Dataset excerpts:
● ● ●

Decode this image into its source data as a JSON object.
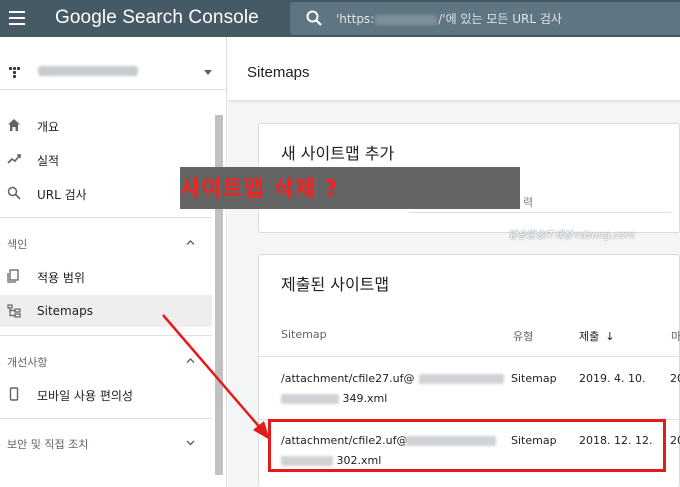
{
  "app": {
    "brand": "Google Search Console"
  },
  "search": {
    "prefix": "'https:",
    "suffix": "/'에 있는 모든 URL 검사"
  },
  "property": {
    "url": "https://rdsong.com/"
  },
  "sidebar": {
    "items_top": [
      {
        "label": "개요",
        "icon": "home-icon"
      },
      {
        "label": "실적",
        "icon": "trending-up-icon"
      },
      {
        "label": "URL 검사",
        "icon": "search-icon"
      }
    ],
    "section_index": "색인",
    "items_index": [
      {
        "label": "적용 범위",
        "icon": "coverage-icon"
      },
      {
        "label": "Sitemaps",
        "icon": "sitemap-icon"
      }
    ],
    "section_enhancements": "개선사항",
    "items_enhancements": [
      {
        "label": "모바일 사용 편의성",
        "icon": "phone-icon"
      }
    ],
    "section_security": "보안 및 직접 조치"
  },
  "page": {
    "title": "Sitemaps"
  },
  "add_card": {
    "title": "새 사이트맵 추가",
    "hint": "력"
  },
  "submitted": {
    "title": "제출된 사이트맵",
    "columns": {
      "sitemap": "Sitemap",
      "type": "유형",
      "submitted": "제출",
      "sort_arrow": "↓",
      "next": "마"
    },
    "rows": [
      {
        "path_start": "/attachment/cfile27.uf@",
        "path_end": "349.xml",
        "type": "Sitemap",
        "date": "2019. 4. 10.",
        "extra": "20"
      },
      {
        "path_start": "/attachment/cfile2.uf@",
        "path_end": "302.xml",
        "type": "Sitemap",
        "date": "2018. 12. 12.",
        "extra": "20"
      }
    ]
  },
  "annotation": {
    "callout": "사이트맵 삭제 ?",
    "watermark": "앞송맏송IT세상-rdsong.com",
    "color": "#e51b1b"
  }
}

● ● ●

=== AIM ===
Set the data above down again exactly as given, with no pictures.

=== SOLVED EXERCISE ===
Decode this image into its source data as a JSON object.
{
  "app": {
    "brand": "Google Search Console"
  },
  "search": {
    "prefix": "'https:",
    "suffix": "/'에 있는 모든 URL 검사"
  },
  "property": {
    "url": "https://rdsong.com/"
  },
  "sidebar": {
    "items_top": [
      {
        "label": "개요",
        "icon": "home-icon"
      },
      {
        "label": "실적",
        "icon": "trending-up-icon"
      },
      {
        "label": "URL 검사",
        "icon": "search-icon"
      }
    ],
    "section_index": "색인",
    "items_index": [
      {
        "label": "적용 범위",
        "icon": "coverage-icon"
      },
      {
        "label": "Sitemaps",
        "icon": "sitemap-icon"
      }
    ],
    "section_enhancements": "개선사항",
    "items_enhancements": [
      {
        "label": "모바일 사용 편의성",
        "icon": "phone-icon"
      }
    ],
    "section_security": "보안 및 직접 조치"
  },
  "page": {
    "title": "Sitemaps"
  },
  "add_card": {
    "title": "새 사이트맵 추가",
    "hint": "력"
  },
  "submitted": {
    "title": "제출된 사이트맵",
    "columns": {
      "sitemap": "Sitemap",
      "type": "유형",
      "submitted": "제출",
      "sort_arrow": "↓",
      "next": "마"
    },
    "rows": [
      {
        "path_start": "/attachment/cfile27.uf@",
        "path_end": "349.xml",
        "type": "Sitemap",
        "date": "2019. 4. 10.",
        "extra": "20"
      },
      {
        "path_start": "/attachment/cfile2.uf@",
        "path_end": "302.xml",
        "type": "Sitemap",
        "date": "2018. 12. 12.",
        "extra": "20"
      }
    ]
  },
  "annotation": {
    "callout": "사이트맵 삭제 ?",
    "watermark": "앞송맏송IT세상-rdsong.com",
    "color": "#e51b1b"
  }
}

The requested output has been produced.